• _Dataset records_

[start]

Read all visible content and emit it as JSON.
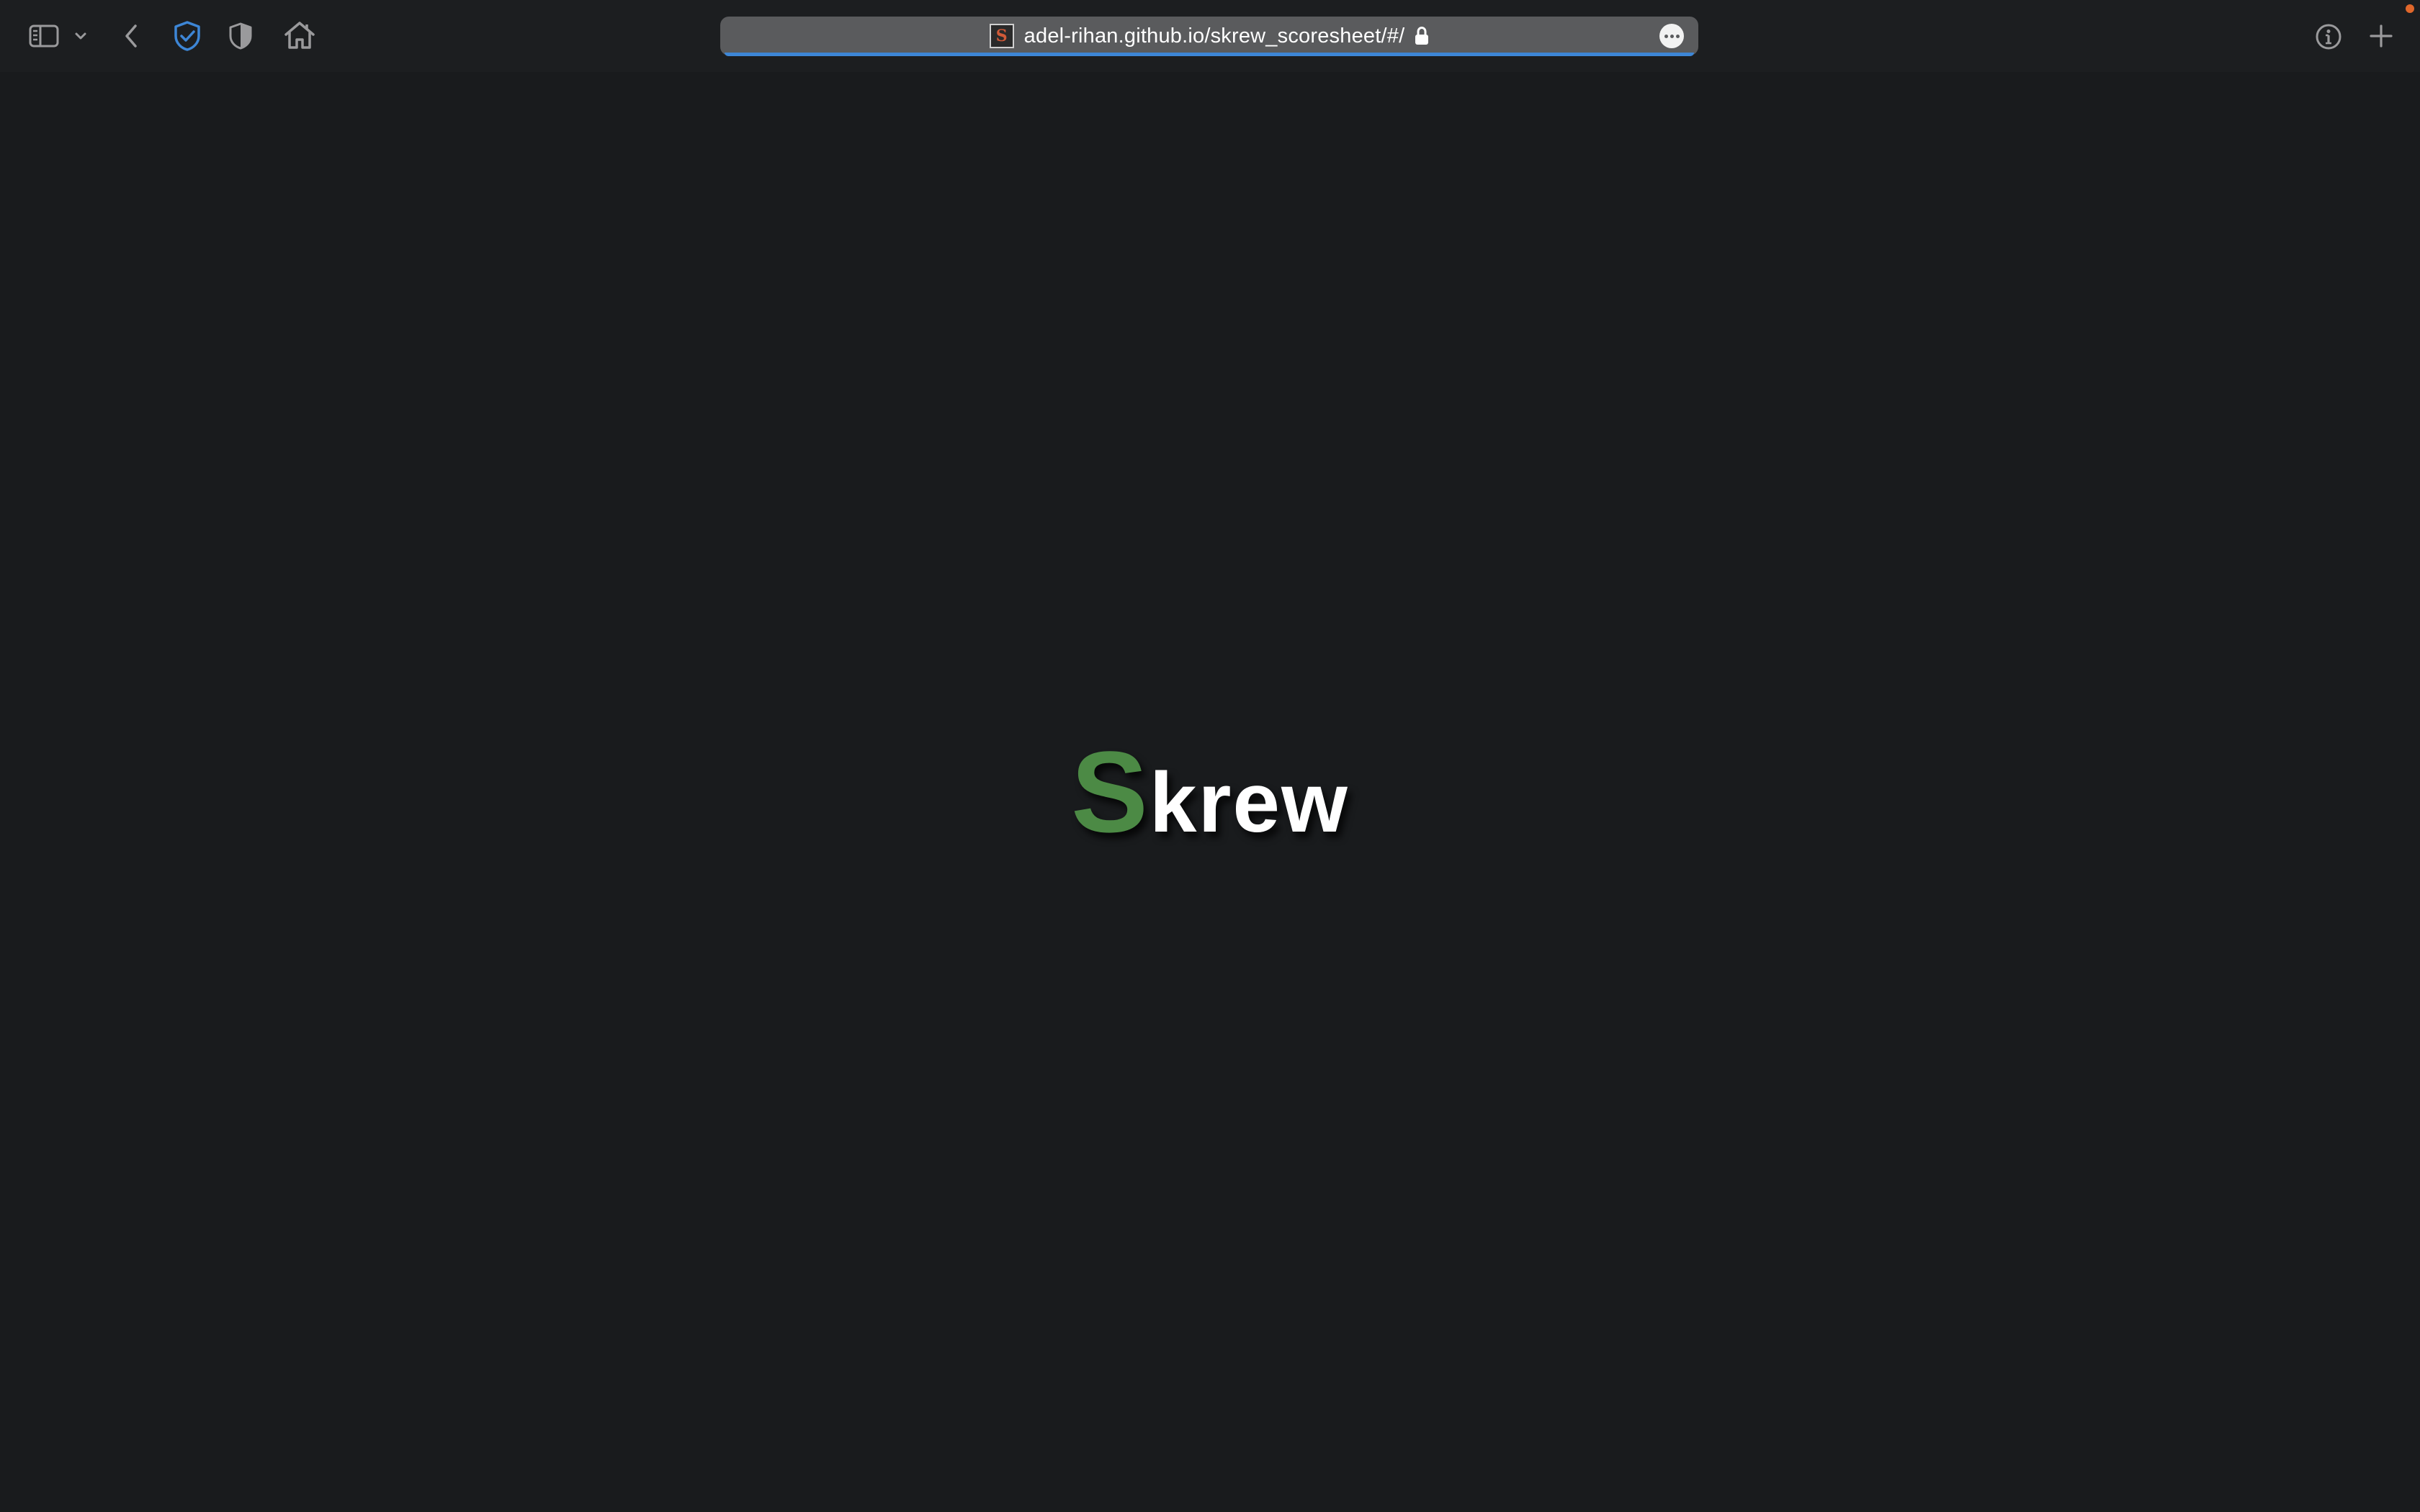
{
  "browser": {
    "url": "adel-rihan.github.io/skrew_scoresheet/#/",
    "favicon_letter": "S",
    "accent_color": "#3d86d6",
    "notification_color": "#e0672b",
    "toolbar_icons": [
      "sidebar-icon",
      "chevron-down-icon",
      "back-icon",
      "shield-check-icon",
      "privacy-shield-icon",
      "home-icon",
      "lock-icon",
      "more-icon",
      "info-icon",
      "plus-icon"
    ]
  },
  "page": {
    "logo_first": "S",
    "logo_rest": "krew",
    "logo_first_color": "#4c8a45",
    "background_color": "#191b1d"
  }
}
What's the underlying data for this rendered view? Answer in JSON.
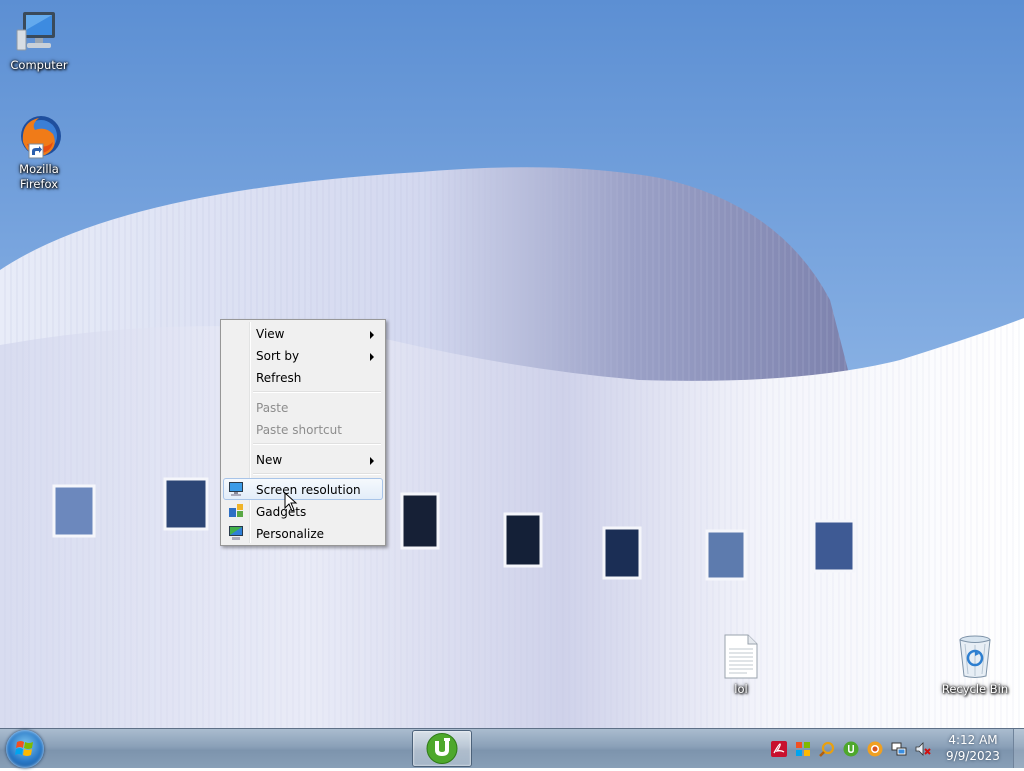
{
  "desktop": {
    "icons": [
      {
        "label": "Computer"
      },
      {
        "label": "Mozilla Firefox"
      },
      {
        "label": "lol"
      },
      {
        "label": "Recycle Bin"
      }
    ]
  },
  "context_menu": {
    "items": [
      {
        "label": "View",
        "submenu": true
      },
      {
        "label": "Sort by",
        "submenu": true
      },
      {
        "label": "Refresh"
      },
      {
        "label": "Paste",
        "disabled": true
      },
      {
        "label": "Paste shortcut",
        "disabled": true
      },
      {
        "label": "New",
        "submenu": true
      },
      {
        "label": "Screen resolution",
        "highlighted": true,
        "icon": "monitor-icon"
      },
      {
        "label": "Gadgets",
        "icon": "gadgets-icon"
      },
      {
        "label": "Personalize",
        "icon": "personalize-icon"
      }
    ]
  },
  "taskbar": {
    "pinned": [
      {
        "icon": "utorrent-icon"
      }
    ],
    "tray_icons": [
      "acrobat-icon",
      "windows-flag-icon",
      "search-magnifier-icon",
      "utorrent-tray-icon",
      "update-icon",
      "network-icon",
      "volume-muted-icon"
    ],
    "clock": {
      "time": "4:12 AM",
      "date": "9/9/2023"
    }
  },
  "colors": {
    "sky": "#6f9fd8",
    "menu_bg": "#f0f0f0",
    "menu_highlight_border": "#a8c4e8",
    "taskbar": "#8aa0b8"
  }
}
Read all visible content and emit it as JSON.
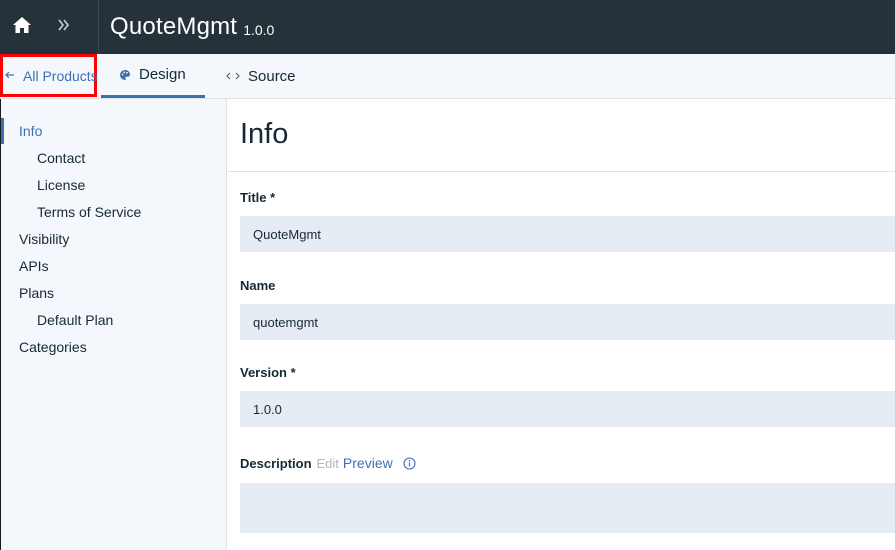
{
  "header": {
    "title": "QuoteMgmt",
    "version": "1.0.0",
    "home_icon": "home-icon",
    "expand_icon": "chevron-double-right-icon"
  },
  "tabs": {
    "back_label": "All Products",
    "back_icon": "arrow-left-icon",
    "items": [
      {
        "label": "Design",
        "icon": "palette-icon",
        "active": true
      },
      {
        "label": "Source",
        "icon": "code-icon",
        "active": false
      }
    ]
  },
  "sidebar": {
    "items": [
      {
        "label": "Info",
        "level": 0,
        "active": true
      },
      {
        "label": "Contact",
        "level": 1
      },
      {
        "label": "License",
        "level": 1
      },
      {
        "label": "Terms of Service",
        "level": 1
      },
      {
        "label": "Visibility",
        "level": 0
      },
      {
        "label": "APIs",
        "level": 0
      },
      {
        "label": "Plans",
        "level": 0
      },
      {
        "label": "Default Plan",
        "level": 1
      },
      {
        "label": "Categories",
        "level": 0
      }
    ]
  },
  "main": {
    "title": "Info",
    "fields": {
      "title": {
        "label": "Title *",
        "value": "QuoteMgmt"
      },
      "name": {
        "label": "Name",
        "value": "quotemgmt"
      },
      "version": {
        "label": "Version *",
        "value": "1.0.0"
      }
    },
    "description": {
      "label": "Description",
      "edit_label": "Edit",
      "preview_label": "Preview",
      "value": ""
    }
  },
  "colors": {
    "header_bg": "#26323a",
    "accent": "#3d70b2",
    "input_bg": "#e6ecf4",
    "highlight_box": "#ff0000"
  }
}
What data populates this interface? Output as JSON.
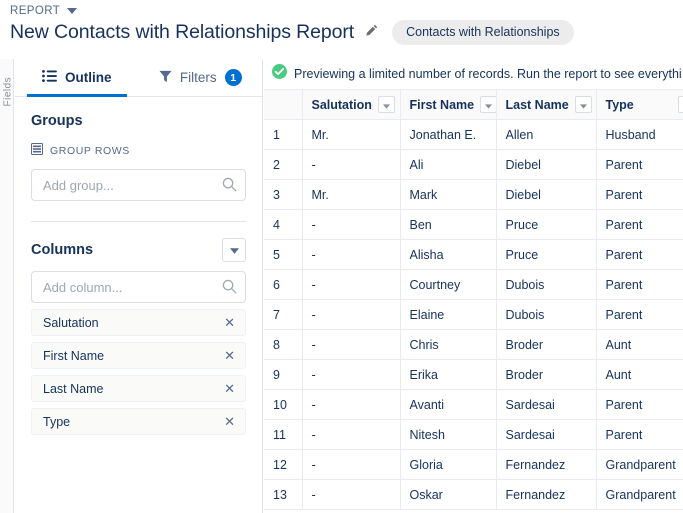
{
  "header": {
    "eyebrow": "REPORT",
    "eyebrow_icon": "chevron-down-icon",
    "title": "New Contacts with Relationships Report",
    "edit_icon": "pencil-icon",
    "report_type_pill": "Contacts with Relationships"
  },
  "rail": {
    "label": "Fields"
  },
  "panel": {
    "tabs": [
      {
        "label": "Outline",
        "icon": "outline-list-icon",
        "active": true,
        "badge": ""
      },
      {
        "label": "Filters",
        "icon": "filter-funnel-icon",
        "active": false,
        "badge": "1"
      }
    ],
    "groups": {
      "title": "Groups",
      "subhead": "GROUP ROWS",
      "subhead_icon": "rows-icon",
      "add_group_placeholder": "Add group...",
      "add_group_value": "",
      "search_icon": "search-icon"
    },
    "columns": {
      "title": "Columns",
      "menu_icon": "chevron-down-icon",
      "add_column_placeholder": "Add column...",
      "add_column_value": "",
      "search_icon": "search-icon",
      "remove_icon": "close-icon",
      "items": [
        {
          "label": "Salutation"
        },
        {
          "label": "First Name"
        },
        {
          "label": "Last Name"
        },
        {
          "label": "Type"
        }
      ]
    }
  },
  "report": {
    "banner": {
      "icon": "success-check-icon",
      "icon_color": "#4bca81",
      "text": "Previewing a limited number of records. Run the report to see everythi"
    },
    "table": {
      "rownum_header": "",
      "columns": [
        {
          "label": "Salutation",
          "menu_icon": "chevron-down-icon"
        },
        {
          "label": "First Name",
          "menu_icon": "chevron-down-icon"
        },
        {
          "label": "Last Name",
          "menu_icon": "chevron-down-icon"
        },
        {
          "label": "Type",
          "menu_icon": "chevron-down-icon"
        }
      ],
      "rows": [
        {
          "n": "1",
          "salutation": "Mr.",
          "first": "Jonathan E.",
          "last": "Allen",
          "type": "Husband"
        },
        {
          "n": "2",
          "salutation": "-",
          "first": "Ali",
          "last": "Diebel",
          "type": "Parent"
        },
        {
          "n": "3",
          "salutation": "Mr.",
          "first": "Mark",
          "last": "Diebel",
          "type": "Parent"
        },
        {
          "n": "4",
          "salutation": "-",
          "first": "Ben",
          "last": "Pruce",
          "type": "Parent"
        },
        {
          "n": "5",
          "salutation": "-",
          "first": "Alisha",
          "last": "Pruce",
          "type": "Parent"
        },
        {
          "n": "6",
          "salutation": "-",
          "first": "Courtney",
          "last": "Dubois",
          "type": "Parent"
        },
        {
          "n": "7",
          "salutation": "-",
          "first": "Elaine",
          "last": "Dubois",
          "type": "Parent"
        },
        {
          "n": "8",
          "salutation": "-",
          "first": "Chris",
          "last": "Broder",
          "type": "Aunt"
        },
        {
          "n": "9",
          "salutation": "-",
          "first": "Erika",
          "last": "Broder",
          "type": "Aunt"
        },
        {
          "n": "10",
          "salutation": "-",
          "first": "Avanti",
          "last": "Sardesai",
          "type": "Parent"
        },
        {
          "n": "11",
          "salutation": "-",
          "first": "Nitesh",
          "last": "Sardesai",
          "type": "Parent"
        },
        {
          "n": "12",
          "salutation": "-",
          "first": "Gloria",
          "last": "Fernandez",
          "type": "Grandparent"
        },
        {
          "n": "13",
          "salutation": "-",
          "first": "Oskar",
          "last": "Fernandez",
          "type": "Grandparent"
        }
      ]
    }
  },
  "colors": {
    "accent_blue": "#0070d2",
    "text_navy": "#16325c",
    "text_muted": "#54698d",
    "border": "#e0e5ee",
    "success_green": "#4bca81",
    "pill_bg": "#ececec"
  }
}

[end]

• _AIM OF THE EXERCISE_
Go over the data above and copy every line that has the word "JSON" in it.

• _THE REPLY_
Read all visible content and emit it as JSON.
What's the underlying data for this rendered view? Answer in JSON.
Read all visible content and emit it as JSON.
What data populates this interface? Output as JSON.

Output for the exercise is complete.